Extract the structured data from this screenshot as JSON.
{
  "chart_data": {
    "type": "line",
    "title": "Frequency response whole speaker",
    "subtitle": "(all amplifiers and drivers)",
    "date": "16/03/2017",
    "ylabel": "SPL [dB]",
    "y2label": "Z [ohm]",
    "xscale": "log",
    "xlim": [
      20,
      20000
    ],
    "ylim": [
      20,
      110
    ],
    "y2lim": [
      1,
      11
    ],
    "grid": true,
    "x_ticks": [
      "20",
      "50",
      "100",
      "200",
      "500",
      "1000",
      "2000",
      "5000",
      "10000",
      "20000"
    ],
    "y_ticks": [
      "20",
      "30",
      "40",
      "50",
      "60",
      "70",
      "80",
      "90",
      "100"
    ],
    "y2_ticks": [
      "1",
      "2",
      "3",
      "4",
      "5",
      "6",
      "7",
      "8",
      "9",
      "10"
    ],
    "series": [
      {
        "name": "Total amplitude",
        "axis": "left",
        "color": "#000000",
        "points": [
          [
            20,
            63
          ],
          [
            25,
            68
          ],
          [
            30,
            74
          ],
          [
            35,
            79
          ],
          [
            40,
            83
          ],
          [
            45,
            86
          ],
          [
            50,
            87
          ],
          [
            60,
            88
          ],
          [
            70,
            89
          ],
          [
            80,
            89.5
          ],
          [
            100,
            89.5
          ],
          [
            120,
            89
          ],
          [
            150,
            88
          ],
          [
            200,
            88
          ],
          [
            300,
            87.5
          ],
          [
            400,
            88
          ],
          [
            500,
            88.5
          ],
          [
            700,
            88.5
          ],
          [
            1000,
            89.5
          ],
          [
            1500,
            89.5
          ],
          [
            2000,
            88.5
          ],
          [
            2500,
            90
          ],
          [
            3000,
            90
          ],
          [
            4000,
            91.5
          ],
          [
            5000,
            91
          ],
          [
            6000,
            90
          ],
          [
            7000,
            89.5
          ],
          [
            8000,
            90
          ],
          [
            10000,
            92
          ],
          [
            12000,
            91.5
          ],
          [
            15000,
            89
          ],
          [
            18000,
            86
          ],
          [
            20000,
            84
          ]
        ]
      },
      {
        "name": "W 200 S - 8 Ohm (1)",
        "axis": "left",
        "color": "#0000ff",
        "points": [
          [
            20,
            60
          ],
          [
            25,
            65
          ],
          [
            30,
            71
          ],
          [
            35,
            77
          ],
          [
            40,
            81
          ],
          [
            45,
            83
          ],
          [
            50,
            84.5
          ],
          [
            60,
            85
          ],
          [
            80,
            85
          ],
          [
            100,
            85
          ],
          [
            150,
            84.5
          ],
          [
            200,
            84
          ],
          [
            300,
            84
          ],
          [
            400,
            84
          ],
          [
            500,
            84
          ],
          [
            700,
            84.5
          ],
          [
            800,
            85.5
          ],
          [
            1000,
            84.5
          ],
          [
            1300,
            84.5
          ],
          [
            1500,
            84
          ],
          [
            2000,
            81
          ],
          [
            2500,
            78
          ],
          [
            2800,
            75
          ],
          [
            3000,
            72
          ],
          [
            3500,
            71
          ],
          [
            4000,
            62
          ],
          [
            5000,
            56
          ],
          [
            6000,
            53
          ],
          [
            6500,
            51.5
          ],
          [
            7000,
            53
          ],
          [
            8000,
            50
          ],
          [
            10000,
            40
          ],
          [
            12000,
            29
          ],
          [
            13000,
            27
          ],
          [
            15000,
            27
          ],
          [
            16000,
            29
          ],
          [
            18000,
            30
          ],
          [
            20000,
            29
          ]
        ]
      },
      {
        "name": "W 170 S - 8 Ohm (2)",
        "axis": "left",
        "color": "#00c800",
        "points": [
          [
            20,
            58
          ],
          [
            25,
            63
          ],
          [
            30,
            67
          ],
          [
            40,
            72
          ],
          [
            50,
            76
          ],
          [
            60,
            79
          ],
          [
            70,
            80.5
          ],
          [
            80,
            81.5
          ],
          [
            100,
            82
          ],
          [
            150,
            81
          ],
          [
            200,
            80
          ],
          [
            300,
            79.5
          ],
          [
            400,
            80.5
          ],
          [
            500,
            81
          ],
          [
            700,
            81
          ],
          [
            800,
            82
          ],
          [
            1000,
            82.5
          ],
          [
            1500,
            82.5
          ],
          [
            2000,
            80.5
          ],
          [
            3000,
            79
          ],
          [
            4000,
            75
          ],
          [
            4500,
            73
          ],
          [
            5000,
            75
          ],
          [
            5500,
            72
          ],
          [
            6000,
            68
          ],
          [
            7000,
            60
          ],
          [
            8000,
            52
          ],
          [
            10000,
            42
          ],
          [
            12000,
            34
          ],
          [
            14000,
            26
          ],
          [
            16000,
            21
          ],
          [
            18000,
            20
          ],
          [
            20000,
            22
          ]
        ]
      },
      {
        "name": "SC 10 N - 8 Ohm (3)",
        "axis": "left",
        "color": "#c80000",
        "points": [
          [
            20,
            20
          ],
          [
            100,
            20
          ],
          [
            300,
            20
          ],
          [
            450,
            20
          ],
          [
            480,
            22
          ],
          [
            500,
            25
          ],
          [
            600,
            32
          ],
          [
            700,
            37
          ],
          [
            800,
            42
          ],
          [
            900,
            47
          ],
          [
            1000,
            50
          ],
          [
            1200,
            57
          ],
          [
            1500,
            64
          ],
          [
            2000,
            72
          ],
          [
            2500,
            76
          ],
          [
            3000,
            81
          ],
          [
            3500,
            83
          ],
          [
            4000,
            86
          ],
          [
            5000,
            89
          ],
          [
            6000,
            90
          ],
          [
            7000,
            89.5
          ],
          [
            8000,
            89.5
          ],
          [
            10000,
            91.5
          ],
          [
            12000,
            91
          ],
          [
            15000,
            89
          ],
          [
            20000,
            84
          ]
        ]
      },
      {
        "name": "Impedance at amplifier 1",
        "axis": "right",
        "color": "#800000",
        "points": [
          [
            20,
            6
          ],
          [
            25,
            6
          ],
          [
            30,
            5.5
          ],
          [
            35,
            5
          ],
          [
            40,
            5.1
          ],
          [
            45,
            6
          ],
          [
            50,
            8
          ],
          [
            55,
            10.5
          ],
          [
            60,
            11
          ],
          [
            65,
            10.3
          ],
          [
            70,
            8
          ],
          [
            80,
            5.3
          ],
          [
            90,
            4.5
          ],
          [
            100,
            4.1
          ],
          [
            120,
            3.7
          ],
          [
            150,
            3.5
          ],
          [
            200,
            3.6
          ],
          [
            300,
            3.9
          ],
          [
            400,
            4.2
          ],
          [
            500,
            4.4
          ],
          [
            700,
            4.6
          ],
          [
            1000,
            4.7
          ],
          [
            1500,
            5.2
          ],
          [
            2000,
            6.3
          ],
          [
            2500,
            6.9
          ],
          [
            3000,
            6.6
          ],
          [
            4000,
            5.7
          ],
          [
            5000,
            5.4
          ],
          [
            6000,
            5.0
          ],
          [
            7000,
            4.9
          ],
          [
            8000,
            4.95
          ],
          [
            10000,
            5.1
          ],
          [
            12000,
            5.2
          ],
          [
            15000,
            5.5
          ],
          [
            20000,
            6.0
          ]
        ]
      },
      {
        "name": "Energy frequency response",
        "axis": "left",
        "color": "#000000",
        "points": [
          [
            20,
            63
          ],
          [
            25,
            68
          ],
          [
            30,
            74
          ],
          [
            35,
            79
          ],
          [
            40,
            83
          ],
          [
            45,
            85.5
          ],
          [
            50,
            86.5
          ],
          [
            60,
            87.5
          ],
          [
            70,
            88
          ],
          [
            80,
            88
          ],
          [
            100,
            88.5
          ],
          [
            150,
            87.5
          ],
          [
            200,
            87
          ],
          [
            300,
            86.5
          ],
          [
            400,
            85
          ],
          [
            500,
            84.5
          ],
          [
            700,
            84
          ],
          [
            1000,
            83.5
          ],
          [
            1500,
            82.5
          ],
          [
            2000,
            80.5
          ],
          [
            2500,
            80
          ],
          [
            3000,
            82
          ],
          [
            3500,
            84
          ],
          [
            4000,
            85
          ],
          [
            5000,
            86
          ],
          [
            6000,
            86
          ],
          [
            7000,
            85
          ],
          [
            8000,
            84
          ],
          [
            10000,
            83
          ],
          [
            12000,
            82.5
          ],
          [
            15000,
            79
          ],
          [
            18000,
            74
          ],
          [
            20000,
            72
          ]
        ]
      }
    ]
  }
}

_Required work:_ Copy out every line of the listing that contains the string "color".

_Correct output:_
        "color": "#000000",
        "color": "#0000ff",
        "color": "#00c800",
        "color": "#c80000",
        "color": "#800000",
        "color": "#000000",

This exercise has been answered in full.